_PROVIDED TEXT:_
________

Approaching Venus, they are attacked by a nuclear missile – which of course has little effect against the advanced defenses of the Arkonide battlesphere. Racing low above the surface of the jungle planet at an incredible nine miles per second, the Stardust effectively becomes a fireball that inadvertently decimates the just-deployed forces of the Asian Bloc, who have been sent to secure the Arkonide technology of Venus Base for that government. Approaching Venus Base, the Stardust is suddenly stopped cold by the base's defense screens – and Rhodan realizes that his previous command to the robot brain contained a fatal flaw. His reprogramming the positronic brain to allow humans access had almost allowed the invading Easterners access – which was only averted by the “dangerous and unusual” situation created by the nuclear detonation that has now caused the base to go into total lockdown such than even Rhodan himself cannot get in without demonstrably averting the dangerous situation first!

The bulk of the story thereafter is the tale of how Rhodan balances the need to eliminate the threat posed by the surviving Eastern Bloc forces with his wish to avoid unnecessary bloodshed, alternating with the trek of those Eastern Bloc forces – mainly focussing on General Tomisenkov who ends up separated from his comrades – across the hostile jungle terrain of Venus where they face a variety of monstrous threats that include giant dinosaur-like creatures of various types including pterodactyls in addition to storms that out-strip the worst Terran hurricanes. Eventually Rhodan and his men round up most of the Easterners (except for Tomisenkov and a few of his men who remain at large, albeit now without ships or the means to threaten Rhodan or the base) and sufficiently demonstrate to the robot brain in charge of the Arkonide base that the “dangerous and unusual” situation has been neutralized. That news is conveyed by mutant teleporter Tako Kakuta, who jumps through the force field, allowing himself to be captured by the robots so that the sophisticated computer can read it directly from his mind.

Once inside the base, Rhodan sets the brain to the task of calculating the orbit of Wanderer – just in time. Had only a day or two more passed, the coordinates of vanishingly small arc of the orbit that they had plotted would have been too out-of-date for even the great robot intelligence to extrapolate with any accuracy. His ability to return to Wanderer assured, Rhodan announces to Reginald Bell his new resolve: “I think we've shown patience long enough. … If the people of Earth haven't the sense, the will, the ability – if they don't want to be united – they'll have to be for their own good. We can't afford to move out into the universe with the threat of disunity at our back. We must make a clean sweep and we'll start with the troublemakers” (p. 105).

(Another synopsis may be found at )
* * *
From here on out, all the way down until after #100, the Ace edition covers will be painted by Gray Morrow.

________

_INFORMATION GIVEN:_

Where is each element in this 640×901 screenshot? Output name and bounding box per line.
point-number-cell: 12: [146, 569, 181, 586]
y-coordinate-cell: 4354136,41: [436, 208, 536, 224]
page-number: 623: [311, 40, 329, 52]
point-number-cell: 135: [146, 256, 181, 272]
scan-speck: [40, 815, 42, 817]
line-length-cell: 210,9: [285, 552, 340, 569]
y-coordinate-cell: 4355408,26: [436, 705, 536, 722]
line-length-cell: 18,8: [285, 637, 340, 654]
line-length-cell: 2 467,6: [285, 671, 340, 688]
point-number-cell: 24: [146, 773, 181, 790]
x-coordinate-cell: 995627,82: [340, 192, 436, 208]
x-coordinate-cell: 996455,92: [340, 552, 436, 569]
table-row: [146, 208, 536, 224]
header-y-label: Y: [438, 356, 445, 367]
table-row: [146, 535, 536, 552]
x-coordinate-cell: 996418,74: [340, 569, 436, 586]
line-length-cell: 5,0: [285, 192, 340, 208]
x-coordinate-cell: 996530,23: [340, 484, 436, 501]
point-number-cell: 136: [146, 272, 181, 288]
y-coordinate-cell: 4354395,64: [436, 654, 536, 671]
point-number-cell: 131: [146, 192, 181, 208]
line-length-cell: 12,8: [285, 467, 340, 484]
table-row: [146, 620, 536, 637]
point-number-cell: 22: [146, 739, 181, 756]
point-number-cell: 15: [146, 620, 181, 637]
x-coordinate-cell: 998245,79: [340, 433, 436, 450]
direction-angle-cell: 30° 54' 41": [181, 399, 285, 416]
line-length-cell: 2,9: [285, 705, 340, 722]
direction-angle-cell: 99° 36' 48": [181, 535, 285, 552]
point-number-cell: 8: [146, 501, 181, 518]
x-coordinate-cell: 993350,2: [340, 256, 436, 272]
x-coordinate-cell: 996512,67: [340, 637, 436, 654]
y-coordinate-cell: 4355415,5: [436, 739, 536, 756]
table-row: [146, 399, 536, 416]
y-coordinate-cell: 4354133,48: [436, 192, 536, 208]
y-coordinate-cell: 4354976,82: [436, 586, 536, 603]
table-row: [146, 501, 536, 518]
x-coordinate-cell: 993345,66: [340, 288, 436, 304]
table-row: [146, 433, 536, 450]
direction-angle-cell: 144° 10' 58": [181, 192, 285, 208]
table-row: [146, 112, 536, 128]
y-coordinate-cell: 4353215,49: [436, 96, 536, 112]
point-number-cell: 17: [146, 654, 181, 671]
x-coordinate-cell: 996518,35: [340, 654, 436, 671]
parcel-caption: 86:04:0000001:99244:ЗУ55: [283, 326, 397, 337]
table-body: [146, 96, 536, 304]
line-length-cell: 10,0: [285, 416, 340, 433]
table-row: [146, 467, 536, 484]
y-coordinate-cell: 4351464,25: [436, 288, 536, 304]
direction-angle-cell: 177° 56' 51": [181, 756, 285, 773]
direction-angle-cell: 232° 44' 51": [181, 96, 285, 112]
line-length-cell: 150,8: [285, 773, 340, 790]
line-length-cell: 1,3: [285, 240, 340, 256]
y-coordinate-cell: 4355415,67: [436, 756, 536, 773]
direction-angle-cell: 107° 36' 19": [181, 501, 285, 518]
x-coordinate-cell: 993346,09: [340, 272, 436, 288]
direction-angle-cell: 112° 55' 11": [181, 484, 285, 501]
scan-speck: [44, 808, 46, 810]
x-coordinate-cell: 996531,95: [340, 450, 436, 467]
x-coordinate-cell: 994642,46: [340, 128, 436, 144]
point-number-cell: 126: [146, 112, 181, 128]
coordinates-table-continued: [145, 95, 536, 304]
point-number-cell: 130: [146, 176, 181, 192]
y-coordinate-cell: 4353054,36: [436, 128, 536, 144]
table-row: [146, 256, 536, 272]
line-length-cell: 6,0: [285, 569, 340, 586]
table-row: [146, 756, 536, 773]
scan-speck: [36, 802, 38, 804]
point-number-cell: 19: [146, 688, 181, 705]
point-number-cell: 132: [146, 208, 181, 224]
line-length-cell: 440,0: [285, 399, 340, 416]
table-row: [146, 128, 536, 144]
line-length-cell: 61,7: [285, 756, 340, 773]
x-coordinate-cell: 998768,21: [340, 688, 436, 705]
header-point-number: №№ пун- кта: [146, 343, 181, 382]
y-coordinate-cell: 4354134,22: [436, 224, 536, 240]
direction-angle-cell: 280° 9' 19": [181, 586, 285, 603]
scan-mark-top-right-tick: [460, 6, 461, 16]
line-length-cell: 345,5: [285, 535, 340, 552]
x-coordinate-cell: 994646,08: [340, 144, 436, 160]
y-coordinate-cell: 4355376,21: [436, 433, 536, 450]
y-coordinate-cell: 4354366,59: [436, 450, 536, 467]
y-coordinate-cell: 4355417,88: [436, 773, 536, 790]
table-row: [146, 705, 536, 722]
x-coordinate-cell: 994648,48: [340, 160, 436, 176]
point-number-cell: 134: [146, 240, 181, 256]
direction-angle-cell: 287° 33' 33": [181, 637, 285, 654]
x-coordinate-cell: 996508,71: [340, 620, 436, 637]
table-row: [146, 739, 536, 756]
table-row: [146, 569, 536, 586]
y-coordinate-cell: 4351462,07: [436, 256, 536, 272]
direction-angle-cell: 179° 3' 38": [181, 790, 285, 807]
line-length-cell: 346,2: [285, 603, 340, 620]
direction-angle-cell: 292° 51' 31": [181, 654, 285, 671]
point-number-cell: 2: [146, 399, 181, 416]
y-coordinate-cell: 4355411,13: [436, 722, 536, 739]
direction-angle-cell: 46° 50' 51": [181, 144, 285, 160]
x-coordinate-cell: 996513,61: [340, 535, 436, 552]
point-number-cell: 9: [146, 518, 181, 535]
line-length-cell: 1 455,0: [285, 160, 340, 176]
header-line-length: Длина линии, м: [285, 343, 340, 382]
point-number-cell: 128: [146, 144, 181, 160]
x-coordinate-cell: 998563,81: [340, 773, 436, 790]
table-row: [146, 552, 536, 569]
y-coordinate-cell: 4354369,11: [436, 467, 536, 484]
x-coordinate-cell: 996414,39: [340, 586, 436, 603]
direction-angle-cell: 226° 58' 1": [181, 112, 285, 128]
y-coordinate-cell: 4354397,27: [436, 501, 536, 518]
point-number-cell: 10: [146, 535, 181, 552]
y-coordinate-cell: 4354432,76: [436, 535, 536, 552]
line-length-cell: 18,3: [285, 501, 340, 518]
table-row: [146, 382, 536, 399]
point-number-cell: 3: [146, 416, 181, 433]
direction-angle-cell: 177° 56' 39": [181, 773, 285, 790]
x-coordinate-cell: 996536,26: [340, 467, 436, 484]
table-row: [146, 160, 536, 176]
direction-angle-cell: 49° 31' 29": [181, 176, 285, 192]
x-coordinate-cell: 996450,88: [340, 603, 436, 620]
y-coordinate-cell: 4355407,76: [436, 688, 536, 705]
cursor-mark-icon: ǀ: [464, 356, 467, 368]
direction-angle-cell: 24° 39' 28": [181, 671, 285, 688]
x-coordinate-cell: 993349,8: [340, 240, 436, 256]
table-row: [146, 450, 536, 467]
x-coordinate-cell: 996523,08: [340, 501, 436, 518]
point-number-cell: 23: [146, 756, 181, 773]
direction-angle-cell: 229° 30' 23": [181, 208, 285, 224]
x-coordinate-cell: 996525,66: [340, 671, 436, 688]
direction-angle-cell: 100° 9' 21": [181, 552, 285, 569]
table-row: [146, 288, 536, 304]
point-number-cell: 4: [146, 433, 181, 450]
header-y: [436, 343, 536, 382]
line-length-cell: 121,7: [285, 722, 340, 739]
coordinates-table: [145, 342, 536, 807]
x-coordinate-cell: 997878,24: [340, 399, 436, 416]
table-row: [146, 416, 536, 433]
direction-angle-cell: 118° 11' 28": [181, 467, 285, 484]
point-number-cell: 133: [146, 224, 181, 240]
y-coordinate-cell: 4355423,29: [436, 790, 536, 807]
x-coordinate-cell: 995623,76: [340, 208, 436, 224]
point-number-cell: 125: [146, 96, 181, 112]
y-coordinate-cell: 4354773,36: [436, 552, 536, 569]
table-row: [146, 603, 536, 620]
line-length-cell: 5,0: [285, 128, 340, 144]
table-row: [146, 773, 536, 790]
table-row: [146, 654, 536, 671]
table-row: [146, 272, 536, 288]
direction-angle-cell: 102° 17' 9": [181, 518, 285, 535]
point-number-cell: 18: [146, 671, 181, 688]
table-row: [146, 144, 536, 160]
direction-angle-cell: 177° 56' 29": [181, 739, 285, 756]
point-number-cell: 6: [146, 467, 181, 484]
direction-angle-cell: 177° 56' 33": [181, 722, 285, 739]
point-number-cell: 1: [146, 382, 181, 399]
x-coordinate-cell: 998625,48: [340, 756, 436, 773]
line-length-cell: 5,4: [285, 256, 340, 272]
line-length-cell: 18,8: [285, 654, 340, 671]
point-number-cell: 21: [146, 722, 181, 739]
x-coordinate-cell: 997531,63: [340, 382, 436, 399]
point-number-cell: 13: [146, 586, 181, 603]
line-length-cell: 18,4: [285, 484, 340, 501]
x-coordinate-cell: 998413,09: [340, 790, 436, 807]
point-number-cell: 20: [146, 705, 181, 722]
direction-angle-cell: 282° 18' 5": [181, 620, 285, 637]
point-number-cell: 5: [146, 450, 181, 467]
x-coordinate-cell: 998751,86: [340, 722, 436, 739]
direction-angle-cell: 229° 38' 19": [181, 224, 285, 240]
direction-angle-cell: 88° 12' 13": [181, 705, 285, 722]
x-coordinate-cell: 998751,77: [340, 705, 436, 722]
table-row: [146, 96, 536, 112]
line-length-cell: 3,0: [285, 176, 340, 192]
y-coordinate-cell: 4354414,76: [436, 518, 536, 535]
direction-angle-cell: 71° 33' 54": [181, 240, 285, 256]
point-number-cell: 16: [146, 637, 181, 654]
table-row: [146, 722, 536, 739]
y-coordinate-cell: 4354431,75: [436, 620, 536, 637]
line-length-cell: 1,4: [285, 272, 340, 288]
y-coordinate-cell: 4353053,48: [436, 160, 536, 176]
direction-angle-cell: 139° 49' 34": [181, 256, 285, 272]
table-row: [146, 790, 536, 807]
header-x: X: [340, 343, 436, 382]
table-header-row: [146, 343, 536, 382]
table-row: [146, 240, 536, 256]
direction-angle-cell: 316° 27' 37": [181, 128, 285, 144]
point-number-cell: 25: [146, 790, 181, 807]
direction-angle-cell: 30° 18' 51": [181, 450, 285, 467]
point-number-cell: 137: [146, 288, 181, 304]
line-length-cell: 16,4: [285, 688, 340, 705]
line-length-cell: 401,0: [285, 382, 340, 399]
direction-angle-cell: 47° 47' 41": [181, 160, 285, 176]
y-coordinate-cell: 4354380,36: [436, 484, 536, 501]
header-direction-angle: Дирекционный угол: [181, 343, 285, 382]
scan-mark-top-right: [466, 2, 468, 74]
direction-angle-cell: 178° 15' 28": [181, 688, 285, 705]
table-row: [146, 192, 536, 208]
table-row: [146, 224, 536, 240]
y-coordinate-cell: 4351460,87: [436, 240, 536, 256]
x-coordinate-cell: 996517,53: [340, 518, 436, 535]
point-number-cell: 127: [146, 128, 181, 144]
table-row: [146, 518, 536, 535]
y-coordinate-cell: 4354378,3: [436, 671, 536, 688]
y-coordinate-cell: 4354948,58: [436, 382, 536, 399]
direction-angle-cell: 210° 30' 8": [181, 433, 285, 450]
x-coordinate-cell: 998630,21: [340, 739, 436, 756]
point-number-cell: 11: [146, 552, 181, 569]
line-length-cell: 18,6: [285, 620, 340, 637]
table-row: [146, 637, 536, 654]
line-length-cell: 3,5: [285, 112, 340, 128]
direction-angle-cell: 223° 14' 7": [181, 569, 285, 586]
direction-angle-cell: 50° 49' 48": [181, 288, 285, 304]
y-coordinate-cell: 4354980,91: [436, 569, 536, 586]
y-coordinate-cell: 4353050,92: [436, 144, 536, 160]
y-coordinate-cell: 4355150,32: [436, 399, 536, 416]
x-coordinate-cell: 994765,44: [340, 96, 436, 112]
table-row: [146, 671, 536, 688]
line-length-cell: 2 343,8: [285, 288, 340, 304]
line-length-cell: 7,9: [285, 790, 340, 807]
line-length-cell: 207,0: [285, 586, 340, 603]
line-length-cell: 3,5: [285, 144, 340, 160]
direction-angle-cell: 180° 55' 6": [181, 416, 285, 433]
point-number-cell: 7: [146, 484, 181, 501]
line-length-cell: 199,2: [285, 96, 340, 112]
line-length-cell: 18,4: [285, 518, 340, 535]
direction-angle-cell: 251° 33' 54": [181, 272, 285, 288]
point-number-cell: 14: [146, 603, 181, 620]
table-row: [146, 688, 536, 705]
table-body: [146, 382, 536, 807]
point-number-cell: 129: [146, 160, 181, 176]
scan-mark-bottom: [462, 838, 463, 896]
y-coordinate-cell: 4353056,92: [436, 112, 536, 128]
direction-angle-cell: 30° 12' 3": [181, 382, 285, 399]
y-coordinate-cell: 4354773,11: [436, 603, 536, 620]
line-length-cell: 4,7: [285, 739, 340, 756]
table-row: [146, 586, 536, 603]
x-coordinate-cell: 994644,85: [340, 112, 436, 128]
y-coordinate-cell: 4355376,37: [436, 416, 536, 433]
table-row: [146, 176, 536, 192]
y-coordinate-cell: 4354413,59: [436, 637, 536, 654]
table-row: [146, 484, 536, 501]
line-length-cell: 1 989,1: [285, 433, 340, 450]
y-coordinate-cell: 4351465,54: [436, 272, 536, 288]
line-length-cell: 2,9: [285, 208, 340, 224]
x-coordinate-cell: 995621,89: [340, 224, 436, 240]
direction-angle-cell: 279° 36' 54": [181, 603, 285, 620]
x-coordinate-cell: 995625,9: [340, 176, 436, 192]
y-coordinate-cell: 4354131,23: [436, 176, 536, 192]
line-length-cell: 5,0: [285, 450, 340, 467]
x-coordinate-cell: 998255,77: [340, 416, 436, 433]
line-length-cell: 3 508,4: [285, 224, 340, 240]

________

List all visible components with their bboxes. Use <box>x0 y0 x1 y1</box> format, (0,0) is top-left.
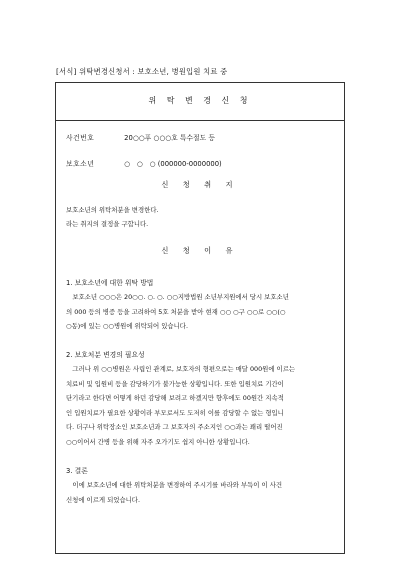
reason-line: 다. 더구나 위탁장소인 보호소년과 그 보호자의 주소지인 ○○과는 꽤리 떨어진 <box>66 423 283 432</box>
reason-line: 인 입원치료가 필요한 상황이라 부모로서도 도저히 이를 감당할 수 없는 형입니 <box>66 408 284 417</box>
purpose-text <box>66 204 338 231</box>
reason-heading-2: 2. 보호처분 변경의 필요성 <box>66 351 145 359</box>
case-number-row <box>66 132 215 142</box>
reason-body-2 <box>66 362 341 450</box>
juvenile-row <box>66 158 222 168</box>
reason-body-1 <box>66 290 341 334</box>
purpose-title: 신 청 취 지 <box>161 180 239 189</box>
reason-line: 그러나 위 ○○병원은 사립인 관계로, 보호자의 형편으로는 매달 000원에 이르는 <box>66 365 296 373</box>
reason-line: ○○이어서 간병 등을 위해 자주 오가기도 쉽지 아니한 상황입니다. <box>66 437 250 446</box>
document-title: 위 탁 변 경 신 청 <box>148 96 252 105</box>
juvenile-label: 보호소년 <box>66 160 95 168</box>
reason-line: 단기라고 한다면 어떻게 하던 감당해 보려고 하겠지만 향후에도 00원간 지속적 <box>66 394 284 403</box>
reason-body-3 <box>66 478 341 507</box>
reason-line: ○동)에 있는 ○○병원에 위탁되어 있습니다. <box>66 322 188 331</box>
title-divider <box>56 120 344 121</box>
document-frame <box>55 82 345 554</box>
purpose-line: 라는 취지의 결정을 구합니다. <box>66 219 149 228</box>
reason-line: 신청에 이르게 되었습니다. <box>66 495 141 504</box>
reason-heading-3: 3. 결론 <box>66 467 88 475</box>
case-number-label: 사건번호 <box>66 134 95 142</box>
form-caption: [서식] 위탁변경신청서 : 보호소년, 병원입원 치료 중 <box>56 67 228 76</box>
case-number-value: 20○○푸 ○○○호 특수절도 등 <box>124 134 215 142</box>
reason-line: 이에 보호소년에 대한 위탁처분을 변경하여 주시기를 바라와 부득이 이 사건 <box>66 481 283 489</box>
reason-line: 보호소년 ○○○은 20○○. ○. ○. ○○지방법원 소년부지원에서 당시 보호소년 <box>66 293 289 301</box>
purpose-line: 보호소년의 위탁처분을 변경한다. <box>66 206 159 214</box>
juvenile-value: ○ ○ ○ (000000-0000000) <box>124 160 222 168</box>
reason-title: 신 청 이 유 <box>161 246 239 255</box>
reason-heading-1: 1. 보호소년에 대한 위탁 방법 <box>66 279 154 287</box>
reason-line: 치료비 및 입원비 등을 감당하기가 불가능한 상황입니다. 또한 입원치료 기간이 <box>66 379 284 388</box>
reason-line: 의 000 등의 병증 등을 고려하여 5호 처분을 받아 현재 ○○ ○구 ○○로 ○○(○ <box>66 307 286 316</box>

________

_WHAT TO DO:_
a – According to the synopsis, who jumps through the force field so the robot brain can read the news from his mind?
b – Rename "Wanderer" as "Traveler" in the synopsis and write out the passage starting at "Once inside the" and ending at "be found at )".

_ANSWER SET:_
a – Mutant teleporter Tako Kakuta.

b –
Once inside the base, Rhodan sets the brain to the task of calculating the orbit of Traveler – just in time. Had only a day or two more passed, the coordinates of vanishingly small arc of the orbit that they had plotted would have been too out-of-date for even the great robot intelligence to extrapolate with any accuracy. His ability to return to Traveler assured, Rhodan announces to Reginald Bell his new resolve: “I think we've shown patience long enough. … If the people of Earth haven't the sense, the will, the ability – if they don't want to be united – they'll have to be for their own good. We can't afford to move out into the universe with the threat of disunity at our back. We must make a clean sweep and we'll start with the troublemakers” (p. 105).

(Another synopsis may be found at )